AIM – From the material below, list every line containing "翻译硕士英语考研真题答案详解".

++++++

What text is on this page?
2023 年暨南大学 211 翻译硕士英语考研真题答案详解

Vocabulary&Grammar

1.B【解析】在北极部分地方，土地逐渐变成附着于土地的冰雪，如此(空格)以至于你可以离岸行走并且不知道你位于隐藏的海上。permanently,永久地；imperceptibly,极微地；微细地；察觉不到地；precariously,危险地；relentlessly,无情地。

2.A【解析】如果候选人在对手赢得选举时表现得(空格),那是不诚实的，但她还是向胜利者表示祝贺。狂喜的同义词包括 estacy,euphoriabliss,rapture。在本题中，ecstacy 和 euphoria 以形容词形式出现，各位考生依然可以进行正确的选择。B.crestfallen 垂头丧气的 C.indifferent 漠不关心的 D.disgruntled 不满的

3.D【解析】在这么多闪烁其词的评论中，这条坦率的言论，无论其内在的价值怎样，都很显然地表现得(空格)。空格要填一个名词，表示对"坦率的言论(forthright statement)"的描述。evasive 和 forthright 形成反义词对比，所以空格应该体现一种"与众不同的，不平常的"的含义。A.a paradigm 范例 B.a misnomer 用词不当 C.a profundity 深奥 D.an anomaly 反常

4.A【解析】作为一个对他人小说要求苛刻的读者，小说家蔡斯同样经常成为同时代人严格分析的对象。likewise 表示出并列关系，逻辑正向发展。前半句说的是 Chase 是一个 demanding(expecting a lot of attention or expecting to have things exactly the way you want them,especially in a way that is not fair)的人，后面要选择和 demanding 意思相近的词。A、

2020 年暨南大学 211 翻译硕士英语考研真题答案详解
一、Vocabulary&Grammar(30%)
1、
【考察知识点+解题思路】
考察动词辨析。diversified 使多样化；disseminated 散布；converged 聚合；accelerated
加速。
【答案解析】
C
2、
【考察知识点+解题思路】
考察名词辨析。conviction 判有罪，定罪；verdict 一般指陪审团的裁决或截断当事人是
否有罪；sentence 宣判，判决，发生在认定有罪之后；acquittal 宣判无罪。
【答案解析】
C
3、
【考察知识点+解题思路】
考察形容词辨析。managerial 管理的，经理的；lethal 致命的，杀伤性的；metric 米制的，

++++++

PROBLEM SOLUTION –
2023 年暨南大学 211 翻译硕士英语考研真题答案详解
2020 年暨南大学 211 翻译硕士英语考研真题答案详解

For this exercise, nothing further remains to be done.